===== Extracted information =====

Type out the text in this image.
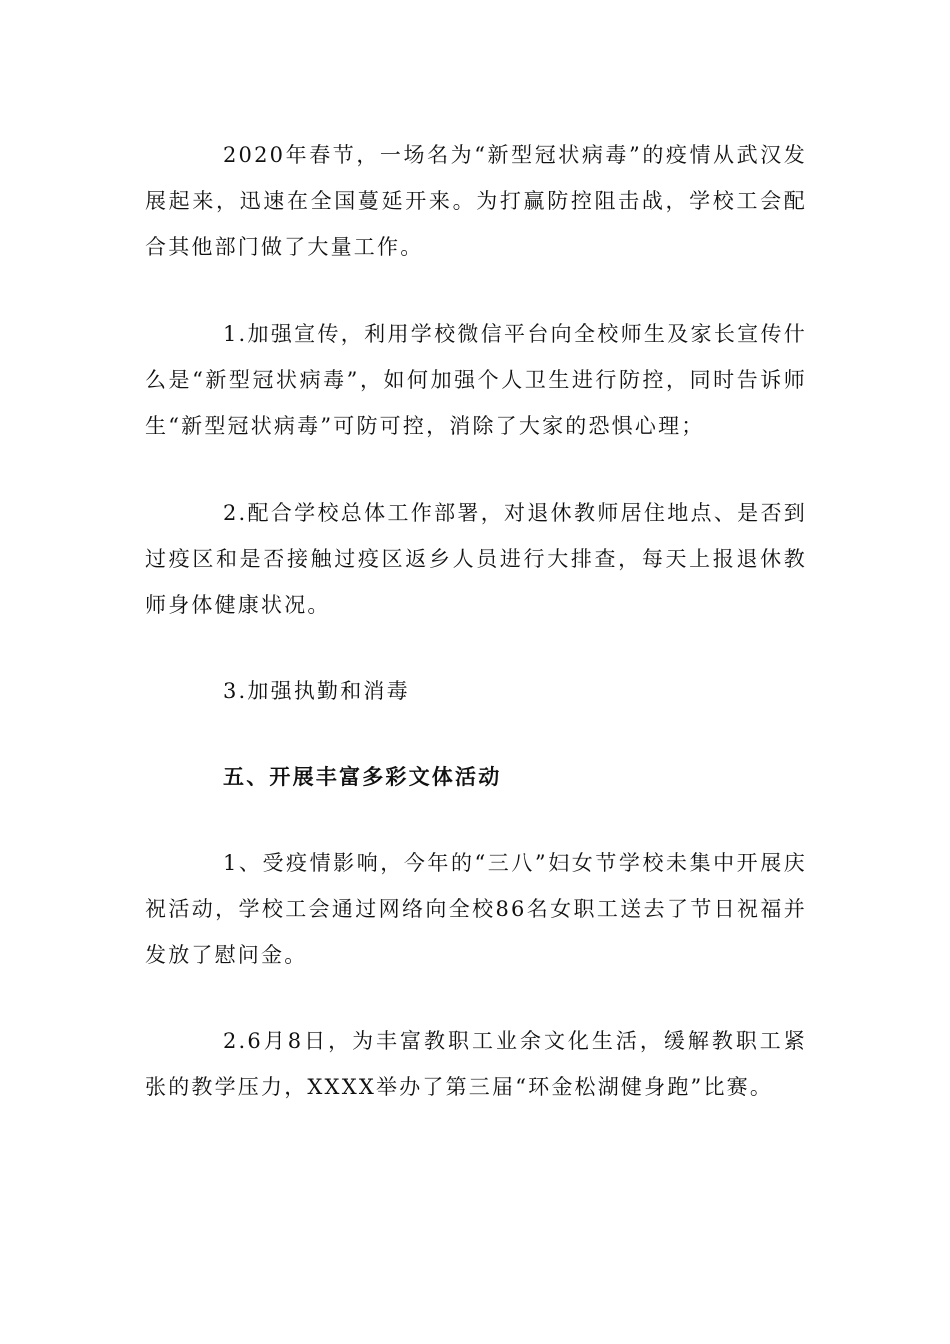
2020年春节，一场名为“新型冠状病毒”的疫情从武汉发展起来，迅速在全国蔓延开来。为打赢防控阻击战，学校工会配合其他部门做了大量工作。

1.加强宣传，利用学校微信平台向全校师生及家长宣传什么是“新型冠状病毒”，如何加强个人卫生进行防控，同时告诉师生“新型冠状病毒”可防可控，消除了大家的恐惧心理；

2.配合学校总体工作部署，对退休教师居住地点、是否到过疫区和是否接触过疫区返乡人员进行大排查，每天上报退休教师身体健康状况。

3.加强执勤和消毒

五、开展丰富多彩文体活动

1、受疫情影响，今年的“三八”妇女节学校未集中开展庆祝活动，学校工会通过网络向全校86名女职工送去了节日祝福并发放了慰问金。

2.6月8日，为丰富教职工业余文化生活，缓解教职工紧张的教学压力，XXXX举办了第三届“环金松湖健身跑”比赛。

=====

Task =
Locate the string "新型冠状病毒" in the listing above and copy every line where it occurs.

Answer to the task =
2020年春节，一场名为“新型冠状病毒”的疫情从武汉发展起来，迅速在全国蔓延开来。为打赢防控阻击战，学校工会配合其他部门做了大量工作。
1.加强宣传，利用学校微信平台向全校师生及家长宣传什么是“新型冠状病毒”，如何加强个人卫生进行防控，同时告诉师生“新型冠状病毒”可防可控，消除了大家的恐惧心理；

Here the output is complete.